### READING PASSAGE:
Catullus has been the beneficiary, or the victim, of many renaissances since the miraculous reemergence of his work. Surely none is more momentous than his renaissance in the Renaissance, when his poetry made the transition from merely being available once more to being comprehensible, a source of pleasure to scholars, imitators, and general readers alike.

The organization of Professor Gaisser’s work is clear and well thought out. The treatment is for the most part expository, and it does not lend itself readily to summarizing. A brief but expert introduction ( Fortuna Catulli) sets the stage with an account of Catullus’s reputation in antiquity, emphasizing Martial; the shadowy Catullus of the Middle Ages; the Verona manuscript and its descendants; and early critical work or use of Catullus by, e.g., Coluccio Salutati and Antonio Beccadelli. The six subdivisions that follow are elegantly named and self-explanatory:

1. Emendatio: From the Editio Princeps to the First Aldine [viz, from 1472 to 1502].

2. Interpretatio: Making Sense of Catullus.

3. Praelectio: Pierio Valeriano at the University of Rome.

4. Commentarius: Marc-Antoine de Muret, Achilles Statius, and Joseph Scaliger.

5. Imitatio: Catullan Poetry from Martial to Johannes Secundus

6. Parodia: Catullus and the Res Publica Litterarum [dealing primarily with parodies of Phaselus ille (Catullus 4) and its inexorable iambs].

In addition the volume includes a useful chronological table and nine appendixes, devoted primarily to the layout or specific readings of various manuscripts, editions, and commentaries, as well as some metrical and thematic considerations.

The players in Professor Gaisser’s drama were men—yes, all men; the only woman with an entry in the index (besides Sappho, Lesbia, and the indefatigable Ipsitilla of Catullus 32) is Lucrezia Borgia, mentioned by Jacopo Sannazaro as an incestuous counterpart to Lesbia—of great learning by any standards. Many of them were also ambitious, envious, vain, argumentative, and jealous about receiving full credit for their discoveries. Professor Gaisser recounts their triumphs and setbacks with zest and good humor.

### DATA LINES:
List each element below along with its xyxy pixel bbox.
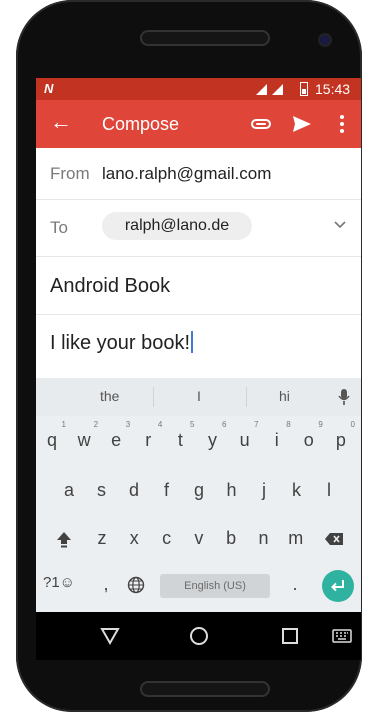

### REQUIREMENTS:
Render this sentence from the passage on Catullus in Spanish: "The treatment is for the most part expository, and it does not lend itself readily to summarizing." The lines have no connection to the passage on Catullus.

### RESULT BELOW:
El tratamiento es en su mayor parte expositivo y no se presta fácilmente a ser resumido.